• Stated goal
Scan the material below for lines with the word "Presidente" and report how many there are, with nothing added.

===============

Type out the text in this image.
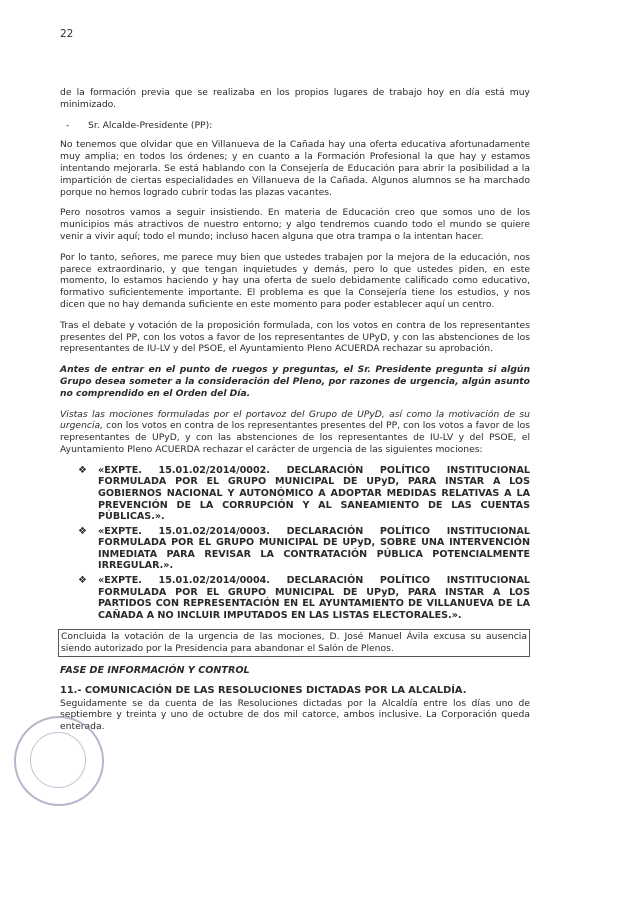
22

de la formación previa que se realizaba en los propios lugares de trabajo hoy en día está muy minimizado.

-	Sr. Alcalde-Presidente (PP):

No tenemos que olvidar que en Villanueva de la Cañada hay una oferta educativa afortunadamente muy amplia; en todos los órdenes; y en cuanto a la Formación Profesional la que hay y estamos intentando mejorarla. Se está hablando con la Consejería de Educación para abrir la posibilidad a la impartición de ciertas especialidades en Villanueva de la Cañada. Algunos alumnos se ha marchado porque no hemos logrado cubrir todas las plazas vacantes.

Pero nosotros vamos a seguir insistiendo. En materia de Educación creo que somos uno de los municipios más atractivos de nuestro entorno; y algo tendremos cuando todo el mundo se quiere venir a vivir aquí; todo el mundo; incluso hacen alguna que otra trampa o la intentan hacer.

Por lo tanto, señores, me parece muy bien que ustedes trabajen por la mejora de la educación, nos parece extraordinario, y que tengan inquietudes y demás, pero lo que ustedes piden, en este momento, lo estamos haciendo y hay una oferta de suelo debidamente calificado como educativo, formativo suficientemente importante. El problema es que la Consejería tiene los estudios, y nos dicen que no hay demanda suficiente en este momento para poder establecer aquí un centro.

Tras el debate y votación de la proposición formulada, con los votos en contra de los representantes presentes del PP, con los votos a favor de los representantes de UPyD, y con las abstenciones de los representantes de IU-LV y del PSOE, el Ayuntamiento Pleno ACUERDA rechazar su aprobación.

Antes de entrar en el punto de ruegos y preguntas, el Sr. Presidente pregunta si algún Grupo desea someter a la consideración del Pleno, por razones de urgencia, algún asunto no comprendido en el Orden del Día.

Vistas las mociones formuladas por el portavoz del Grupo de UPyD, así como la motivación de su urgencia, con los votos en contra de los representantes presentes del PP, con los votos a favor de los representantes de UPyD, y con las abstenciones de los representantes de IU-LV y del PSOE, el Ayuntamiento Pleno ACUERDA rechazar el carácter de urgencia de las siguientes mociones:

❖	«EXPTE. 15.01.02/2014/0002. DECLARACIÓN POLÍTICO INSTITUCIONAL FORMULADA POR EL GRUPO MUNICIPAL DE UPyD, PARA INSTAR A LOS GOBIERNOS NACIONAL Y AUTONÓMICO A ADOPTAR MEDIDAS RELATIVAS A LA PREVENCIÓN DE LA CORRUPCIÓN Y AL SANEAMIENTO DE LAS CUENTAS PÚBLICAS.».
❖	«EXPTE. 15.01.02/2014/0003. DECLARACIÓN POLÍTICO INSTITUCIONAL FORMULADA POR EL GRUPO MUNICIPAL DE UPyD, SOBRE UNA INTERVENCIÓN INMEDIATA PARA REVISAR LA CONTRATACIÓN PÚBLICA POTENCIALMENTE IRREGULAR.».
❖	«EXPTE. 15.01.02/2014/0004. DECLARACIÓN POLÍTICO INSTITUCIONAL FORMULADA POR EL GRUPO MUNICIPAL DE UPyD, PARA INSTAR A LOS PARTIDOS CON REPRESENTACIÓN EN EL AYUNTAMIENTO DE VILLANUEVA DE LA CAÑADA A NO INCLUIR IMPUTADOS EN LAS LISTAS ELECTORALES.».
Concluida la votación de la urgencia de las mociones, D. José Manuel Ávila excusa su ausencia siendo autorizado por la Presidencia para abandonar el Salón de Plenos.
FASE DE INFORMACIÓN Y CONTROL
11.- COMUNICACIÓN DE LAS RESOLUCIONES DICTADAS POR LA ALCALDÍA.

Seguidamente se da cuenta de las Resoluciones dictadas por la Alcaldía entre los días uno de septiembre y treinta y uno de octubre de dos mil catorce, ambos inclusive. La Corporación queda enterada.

===============

• Task output
2